══ INFORMATION GIVEN ══

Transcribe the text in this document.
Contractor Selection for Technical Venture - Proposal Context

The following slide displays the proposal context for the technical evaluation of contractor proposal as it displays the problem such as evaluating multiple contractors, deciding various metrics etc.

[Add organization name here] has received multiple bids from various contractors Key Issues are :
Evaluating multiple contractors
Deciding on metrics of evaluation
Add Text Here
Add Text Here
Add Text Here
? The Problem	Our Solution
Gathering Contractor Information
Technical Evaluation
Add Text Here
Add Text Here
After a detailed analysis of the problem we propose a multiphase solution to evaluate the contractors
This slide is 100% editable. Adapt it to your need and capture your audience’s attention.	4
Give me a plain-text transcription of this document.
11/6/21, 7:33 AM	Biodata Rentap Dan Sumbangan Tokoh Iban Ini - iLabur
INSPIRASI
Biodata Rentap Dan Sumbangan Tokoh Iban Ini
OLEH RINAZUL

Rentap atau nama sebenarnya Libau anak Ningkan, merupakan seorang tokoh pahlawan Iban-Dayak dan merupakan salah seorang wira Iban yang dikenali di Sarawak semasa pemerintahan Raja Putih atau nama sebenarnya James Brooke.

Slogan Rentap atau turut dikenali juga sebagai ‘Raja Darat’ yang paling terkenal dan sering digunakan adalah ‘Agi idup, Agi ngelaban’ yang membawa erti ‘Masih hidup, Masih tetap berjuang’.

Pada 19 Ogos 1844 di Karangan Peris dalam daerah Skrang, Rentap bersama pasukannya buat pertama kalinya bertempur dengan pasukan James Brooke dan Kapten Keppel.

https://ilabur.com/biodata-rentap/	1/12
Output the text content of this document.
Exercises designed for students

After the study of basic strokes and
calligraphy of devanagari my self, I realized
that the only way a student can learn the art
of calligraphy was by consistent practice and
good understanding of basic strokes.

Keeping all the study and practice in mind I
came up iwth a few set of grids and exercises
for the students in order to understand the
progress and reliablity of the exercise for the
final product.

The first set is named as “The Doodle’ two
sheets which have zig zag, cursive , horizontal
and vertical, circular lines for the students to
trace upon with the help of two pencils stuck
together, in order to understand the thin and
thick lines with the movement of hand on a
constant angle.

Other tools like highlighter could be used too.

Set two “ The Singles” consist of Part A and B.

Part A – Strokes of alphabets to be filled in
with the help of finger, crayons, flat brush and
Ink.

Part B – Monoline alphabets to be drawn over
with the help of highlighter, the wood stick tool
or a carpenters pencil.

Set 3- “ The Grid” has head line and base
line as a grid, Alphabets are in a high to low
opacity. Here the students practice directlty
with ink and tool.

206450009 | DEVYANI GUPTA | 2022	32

═══

→ **WRITTEN EXERCISE**
Pull out all lines from the entries above that include the word "Sumbangan".

→ **WRITTEN REPLY**
11/6/21, 7:33 AM	Biodata Rentap Dan Sumbangan Tokoh Iban Ini - iLabur
Biodata Rentap Dan Sumbangan Tokoh Iban Ini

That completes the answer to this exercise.